Written task: Below are records to be output exactly, every one of them.

Figure data in JSON:

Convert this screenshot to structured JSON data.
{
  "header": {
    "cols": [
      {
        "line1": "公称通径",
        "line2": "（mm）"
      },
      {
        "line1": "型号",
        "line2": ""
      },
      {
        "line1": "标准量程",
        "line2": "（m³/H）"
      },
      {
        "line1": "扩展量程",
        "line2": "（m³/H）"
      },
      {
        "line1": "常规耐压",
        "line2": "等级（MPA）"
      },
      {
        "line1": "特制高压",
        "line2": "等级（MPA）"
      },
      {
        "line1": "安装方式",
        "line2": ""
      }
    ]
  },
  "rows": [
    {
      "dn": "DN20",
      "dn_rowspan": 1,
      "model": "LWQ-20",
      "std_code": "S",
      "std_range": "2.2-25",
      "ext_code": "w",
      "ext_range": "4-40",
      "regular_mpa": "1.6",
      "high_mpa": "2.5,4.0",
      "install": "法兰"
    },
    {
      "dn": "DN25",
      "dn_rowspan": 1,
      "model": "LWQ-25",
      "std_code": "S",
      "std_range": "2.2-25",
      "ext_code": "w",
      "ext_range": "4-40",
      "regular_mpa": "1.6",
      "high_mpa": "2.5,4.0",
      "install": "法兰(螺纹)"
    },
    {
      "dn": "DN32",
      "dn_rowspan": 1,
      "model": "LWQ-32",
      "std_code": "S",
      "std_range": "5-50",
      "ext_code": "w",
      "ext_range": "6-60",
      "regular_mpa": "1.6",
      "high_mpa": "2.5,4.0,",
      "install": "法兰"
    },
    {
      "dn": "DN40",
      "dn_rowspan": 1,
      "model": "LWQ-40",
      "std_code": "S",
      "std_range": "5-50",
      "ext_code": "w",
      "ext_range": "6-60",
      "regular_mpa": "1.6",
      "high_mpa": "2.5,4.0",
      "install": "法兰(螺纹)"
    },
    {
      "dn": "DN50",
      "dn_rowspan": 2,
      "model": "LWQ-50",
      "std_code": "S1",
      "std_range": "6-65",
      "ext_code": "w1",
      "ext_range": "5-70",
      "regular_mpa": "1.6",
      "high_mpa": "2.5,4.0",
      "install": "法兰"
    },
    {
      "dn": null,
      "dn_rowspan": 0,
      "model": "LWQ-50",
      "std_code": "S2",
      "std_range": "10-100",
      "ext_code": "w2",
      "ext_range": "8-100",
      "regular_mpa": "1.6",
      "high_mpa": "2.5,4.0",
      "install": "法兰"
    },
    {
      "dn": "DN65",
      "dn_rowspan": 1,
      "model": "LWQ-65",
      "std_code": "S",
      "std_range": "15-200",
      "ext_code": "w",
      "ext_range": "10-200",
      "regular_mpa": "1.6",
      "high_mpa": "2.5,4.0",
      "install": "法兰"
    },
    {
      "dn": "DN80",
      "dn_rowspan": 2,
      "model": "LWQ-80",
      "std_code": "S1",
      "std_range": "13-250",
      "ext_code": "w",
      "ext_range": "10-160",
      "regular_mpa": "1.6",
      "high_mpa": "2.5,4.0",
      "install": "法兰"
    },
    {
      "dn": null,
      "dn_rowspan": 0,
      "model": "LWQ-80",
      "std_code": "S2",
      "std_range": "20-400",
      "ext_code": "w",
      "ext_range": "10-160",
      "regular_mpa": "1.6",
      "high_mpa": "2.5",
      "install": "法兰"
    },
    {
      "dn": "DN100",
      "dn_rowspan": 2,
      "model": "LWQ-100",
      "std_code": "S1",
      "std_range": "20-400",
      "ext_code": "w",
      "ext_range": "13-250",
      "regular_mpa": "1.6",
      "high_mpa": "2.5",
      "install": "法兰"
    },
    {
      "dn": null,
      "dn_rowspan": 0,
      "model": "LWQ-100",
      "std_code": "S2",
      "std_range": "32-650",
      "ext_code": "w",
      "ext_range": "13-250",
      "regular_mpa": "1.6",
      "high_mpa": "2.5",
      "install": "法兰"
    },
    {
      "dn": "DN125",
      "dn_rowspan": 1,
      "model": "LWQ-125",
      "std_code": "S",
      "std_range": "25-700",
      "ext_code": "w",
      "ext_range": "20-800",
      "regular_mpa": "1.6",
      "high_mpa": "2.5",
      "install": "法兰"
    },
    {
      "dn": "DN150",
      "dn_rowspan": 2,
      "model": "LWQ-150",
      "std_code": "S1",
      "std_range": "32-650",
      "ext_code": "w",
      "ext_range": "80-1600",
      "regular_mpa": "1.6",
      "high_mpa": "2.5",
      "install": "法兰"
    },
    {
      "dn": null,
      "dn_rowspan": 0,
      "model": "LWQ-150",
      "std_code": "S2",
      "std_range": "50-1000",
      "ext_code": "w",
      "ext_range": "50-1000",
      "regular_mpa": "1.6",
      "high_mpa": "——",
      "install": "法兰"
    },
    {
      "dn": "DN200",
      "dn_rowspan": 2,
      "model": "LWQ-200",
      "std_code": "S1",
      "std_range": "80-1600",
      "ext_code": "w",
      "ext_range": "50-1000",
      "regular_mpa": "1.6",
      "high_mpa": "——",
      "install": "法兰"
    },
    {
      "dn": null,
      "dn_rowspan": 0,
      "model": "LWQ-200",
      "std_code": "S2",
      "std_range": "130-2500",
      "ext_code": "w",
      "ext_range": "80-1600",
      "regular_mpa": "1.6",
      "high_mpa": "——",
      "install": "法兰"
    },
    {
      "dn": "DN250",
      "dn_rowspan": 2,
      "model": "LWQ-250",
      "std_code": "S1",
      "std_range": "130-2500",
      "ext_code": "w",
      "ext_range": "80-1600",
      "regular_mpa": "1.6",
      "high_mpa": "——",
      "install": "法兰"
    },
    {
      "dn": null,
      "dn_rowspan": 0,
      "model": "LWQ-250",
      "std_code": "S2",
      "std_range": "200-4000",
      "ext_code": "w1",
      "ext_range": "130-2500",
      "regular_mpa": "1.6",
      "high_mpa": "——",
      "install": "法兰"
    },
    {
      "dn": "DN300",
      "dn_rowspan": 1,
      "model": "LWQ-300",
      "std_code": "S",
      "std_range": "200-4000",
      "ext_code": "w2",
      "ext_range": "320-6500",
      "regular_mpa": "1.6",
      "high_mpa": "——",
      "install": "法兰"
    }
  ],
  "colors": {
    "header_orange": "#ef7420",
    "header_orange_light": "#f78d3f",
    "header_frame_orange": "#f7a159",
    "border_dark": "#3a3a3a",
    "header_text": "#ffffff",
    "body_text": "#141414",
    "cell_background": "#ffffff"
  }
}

Result:
Convert this screenshot to structured JSON data.
{
  "header": {
    "cols": [
      {
        "line1": "公称通径",
        "line2": "（mm）"
      },
      {
        "line1": "型号",
        "line2": ""
      },
      {
        "line1": "标准量程",
        "line2": "（m³/H）"
      },
      {
        "line1": "扩展量程",
        "line2": "（m³/H）"
      },
      {
        "line1": "常规耐压",
        "line2": "等级（MPA）"
      },
      {
        "line1": "特制高压",
        "line2": "等级（MPA）"
      },
      {
        "line1": "安装方式",
        "line2": ""
      }
    ]
  },
  "rows": [
    {
      "dn": "DN20",
      "dn_rowspan": 1,
      "model": "LWQ-20",
      "std_code": "S",
      "std_range": "2.2-25",
      "ext_code": "w",
      "ext_range": "4-40",
      "regular_mpa": "1.6",
      "high_mpa": "2.5,4.0",
      "install": "法兰"
    },
    {
      "dn": "DN25",
      "dn_rowspan": 1,
      "model": "LWQ-25",
      "std_code": "S",
      "std_range": "2.2-25",
      "ext_code": "w",
      "ext_range": "4-40",
      "regular_mpa": "1.6",
      "high_mpa": "2.5,4.0",
      "install": "法兰(螺纹)"
    },
    {
      "dn": "DN32",
      "dn_rowspan": 1,
      "model": "LWQ-32",
      "std_code": "S",
      "std_range": "5-50",
      "ext_code": "w",
      "ext_range": "6-60",
      "regular_mpa": "1.6",
      "high_mpa": "2.5,4.0,",
      "install": "法兰"
    },
    {
      "dn": "DN40",
      "dn_rowspan": 1,
      "model": "LWQ-40",
      "std_code": "S",
      "std_range": "5-50",
      "ext_code": "w",
      "ext_range": "6-60",
      "regular_mpa": "1.6",
      "high_mpa": "2.5,4.0",
      "install": "法兰(螺纹)"
    },
    {
      "dn": "DN50",
      "dn_rowspan": 2,
      "model": "LWQ-50",
      "std_code": "S1",
      "std_range": "6-65",
      "ext_code": "w1",
      "ext_range": "5-70",
      "regular_mpa": "1.6",
      "high_mpa": "2.5,4.0",
      "install": "法兰"
    },
    {
      "dn": null,
      "dn_rowspan": 0,
      "model": "LWQ-50",
      "std_code": "S2",
      "std_range": "10-100",
      "ext_code": "w2",
      "ext_range": "8-100",
      "regular_mpa": "1.6",
      "high_mpa": "2.5,4.0",
      "install": "法兰"
    },
    {
      "dn": "DN65",
      "dn_rowspan": 1,
      "model": "LWQ-65",
      "std_code": "S",
      "std_range": "15-200",
      "ext_code": "w",
      "ext_range": "10-200",
      "regular_mpa": "1.6",
      "high_mpa": "2.5,4.0",
      "install": "法兰"
    },
    {
      "dn": "DN80",
      "dn_rowspan": 2,
      "model": "LWQ-80",
      "std_code": "S1",
      "std_range": "13-250",
      "ext_code": "w",
      "ext_range": "10-160",
      "regular_mpa": "1.6",
      "high_mpa": "2.5,4.0",
      "install": "法兰"
    },
    {
      "dn": null,
      "dn_rowspan": 0,
      "model": "LWQ-80",
      "std_code": "S2",
      "std_range": "20-400",
      "ext_code": "w",
      "ext_range": "10-160",
      "regular_mpa": "1.6",
      "high_mpa": "2.5",
      "install": "法兰"
    },
    {
      "dn": "DN100",
      "dn_rowspan": 2,
      "model": "LWQ-100",
      "std_code": "S1",
      "std_range": "20-400",
      "ext_code": "w",
      "ext_range": "13-250",
      "regular_mpa": "1.6",
      "high_mpa": "2.5",
      "install": "法兰"
    },
    {
      "dn": null,
      "dn_rowspan": 0,
      "model": "LWQ-100",
      "std_code": "S2",
      "std_range": "32-650",
      "ext_code": "w",
      "ext_range": "13-250",
      "regular_mpa": "1.6",
      "high_mpa": "2.5",
      "install": "法兰"
    },
    {
      "dn": "DN125",
      "dn_rowspan": 1,
      "model": "LWQ-125",
      "std_code": "S",
      "std_range": "25-700",
      "ext_code": "w",
      "ext_range": "20-800",
      "regular_mpa": "1.6",
      "high_mpa": "2.5",
      "install": "法兰"
    },
    {
      "dn": "DN150",
      "dn_rowspan": 2,
      "model": "LWQ-150",
      "std_code": "S1",
      "std_range": "32-650",
      "ext_code": "w",
      "ext_range": "80-1600",
      "regular_mpa": "1.6",
      "high_mpa": "2.5",
      "install": "法兰"
    },
    {
      "dn": null,
      "dn_rowspan": 0,
      "model": "LWQ-150",
      "std_code": "S2",
      "std_range": "50-1000",
      "ext_code": "w",
      "ext_range": "50-1000",
      "regular_mpa": "1.6",
      "high_mpa": "——",
      "install": "法兰"
    },
    {
      "dn": "DN200",
      "dn_rowspan": 2,
      "model": "LWQ-200",
      "std_code": "S1",
      "std_range": "80-1600",
      "ext_code": "w",
      "ext_range": "50-1000",
      "regular_mpa": "1.6",
      "high_mpa": "——",
      "install": "法兰"
    },
    {
      "dn": null,
      "dn_rowspan": 0,
      "model": "LWQ-200",
      "std_code": "S2",
      "std_range": "130-2500",
      "ext_code": "w",
      "ext_range": "80-1600",
      "regular_mpa": "1.6",
      "high_mpa": "——",
      "install": "法兰"
    },
    {
      "dn": "DN250",
      "dn_rowspan": 2,
      "model": "LWQ-250",
      "std_code": "S1",
      "std_range": "130-2500",
      "ext_code": "w",
      "ext_range": "80-1600",
      "regular_mpa": "1.6",
      "high_mpa": "——",
      "install": "法兰"
    },
    {
      "dn": null,
      "dn_rowspan": 0,
      "model": "LWQ-250",
      "std_code": "S2",
      "std_range": "200-4000",
      "ext_code": "w1",
      "ext_range": "130-2500",
      "regular_mpa": "1.6",
      "high_mpa": "——",
      "install": "法兰"
    },
    {
      "dn": "DN300",
      "dn_rowspan": 1,
      "model": "LWQ-300",
      "std_code": "S",
      "std_range": "200-4000",
      "ext_code": "w2",
      "ext_range": "320-6500",
      "regular_mpa": "1.6",
      "high_mpa": "——",
      "install": "法兰"
    }
  ],
  "colors": {
    "header_orange": "#ef7420",
    "header_orange_light": "#f78d3f",
    "header_frame_orange": "#f7a159",
    "border_dark": "#3a3a3a",
    "header_text": "#ffffff",
    "body_text": "#141414",
    "cell_background": "#ffffff"
  }
}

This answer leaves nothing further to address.